** start Material to process **

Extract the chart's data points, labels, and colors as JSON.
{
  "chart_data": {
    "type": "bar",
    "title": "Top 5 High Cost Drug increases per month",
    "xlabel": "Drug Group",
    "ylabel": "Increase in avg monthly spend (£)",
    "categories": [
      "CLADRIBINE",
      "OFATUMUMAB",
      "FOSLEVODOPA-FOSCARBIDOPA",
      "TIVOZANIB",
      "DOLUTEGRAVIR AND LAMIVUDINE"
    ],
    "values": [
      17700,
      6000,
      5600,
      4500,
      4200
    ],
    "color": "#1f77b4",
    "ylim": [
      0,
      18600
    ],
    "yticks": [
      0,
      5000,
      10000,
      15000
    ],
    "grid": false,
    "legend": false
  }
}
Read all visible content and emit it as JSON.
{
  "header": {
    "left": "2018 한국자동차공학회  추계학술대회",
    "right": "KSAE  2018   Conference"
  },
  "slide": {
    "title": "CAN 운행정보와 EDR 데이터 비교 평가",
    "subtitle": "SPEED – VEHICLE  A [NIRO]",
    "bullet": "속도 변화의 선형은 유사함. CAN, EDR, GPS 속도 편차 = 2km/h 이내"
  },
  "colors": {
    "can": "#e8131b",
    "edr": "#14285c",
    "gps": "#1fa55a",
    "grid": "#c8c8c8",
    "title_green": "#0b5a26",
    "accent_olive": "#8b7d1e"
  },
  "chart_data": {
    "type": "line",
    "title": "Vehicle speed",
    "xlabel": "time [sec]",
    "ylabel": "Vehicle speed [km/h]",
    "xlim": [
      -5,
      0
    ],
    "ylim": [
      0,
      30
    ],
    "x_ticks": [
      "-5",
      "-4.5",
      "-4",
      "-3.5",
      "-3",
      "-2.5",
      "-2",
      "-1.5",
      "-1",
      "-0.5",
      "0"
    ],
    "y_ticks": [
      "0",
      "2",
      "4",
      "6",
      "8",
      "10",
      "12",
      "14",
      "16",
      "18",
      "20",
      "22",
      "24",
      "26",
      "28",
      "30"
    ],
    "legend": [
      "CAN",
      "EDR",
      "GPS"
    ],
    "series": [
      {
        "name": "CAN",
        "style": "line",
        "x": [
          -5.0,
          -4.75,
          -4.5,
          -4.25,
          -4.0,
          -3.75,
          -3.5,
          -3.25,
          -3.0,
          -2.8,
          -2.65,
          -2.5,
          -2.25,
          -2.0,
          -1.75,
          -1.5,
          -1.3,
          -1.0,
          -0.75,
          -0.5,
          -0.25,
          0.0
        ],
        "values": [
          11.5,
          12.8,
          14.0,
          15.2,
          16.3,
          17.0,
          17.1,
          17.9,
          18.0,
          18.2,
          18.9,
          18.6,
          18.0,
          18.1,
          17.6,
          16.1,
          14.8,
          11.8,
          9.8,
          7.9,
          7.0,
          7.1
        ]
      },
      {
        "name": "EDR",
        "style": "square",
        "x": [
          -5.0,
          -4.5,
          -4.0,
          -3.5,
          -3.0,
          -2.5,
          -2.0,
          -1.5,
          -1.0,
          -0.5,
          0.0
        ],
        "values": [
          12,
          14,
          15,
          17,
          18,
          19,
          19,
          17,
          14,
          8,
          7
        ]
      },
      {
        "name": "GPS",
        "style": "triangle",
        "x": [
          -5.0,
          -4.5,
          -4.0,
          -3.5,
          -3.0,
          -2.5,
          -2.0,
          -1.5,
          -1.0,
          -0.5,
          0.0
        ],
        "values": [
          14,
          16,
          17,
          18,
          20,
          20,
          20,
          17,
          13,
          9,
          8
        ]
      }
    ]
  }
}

** end Material to process **

— What the exercise asks —
Using the listing above, show every line that includes the string "colors".

— Task result —
Extract the chart's data points, labels, and colors as JSON.
  "colors": {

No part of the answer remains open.